-- begin --

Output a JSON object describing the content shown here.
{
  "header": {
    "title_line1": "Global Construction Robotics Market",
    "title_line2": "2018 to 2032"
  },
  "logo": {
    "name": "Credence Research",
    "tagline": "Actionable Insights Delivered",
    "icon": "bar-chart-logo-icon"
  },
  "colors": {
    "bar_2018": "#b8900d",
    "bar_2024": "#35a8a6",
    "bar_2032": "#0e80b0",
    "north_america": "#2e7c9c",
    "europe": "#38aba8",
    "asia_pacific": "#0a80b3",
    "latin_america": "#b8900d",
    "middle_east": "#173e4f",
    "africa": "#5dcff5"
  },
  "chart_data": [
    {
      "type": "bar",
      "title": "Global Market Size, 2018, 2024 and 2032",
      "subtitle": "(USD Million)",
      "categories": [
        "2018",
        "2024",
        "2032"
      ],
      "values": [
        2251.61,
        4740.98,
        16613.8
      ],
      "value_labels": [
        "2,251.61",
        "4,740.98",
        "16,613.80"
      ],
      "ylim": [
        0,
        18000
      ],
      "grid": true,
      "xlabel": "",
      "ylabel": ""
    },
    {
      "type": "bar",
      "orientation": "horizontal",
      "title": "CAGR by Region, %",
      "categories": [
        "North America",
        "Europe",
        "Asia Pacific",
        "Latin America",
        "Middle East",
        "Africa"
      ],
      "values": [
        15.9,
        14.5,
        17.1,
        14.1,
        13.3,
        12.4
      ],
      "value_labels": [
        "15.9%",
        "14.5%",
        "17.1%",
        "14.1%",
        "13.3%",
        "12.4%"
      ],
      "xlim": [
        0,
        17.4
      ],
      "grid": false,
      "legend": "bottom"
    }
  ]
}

-- end --

=== Stated task ===
Restate every entry word for word.

=== Solution for this problem ===
Output a JSON object describing the content shown here.
{
  "header": {
    "title_line1": "Global Construction Robotics Market",
    "title_line2": "2018 to 2032"
  },
  "logo": {
    "name": "Credence Research",
    "tagline": "Actionable Insights Delivered",
    "icon": "bar-chart-logo-icon"
  },
  "colors": {
    "bar_2018": "#b8900d",
    "bar_2024": "#35a8a6",
    "bar_2032": "#0e80b0",
    "north_america": "#2e7c9c",
    "europe": "#38aba8",
    "asia_pacific": "#0a80b3",
    "latin_america": "#b8900d",
    "middle_east": "#173e4f",
    "africa": "#5dcff5"
  },
  "chart_data": [
    {
      "type": "bar",
      "title": "Global Market Size, 2018, 2024 and 2032",
      "subtitle": "(USD Million)",
      "categories": [
        "2018",
        "2024",
        "2032"
      ],
      "values": [
        2251.61,
        4740.98,
        16613.8
      ],
      "value_labels": [
        "2,251.61",
        "4,740.98",
        "16,613.80"
      ],
      "ylim": [
        0,
        18000
      ],
      "grid": true,
      "xlabel": "",
      "ylabel": ""
    },
    {
      "type": "bar",
      "orientation": "horizontal",
      "title": "CAGR by Region, %",
      "categories": [
        "North America",
        "Europe",
        "Asia Pacific",
        "Latin America",
        "Middle East",
        "Africa"
      ],
      "values": [
        15.9,
        14.5,
        17.1,
        14.1,
        13.3,
        12.4
      ],
      "value_labels": [
        "15.9%",
        "14.5%",
        "17.1%",
        "14.1%",
        "13.3%",
        "12.4%"
      ],
      "xlim": [
        0,
        17.4
      ],
      "grid": false,
      "legend": "bottom"
    }
  ]
}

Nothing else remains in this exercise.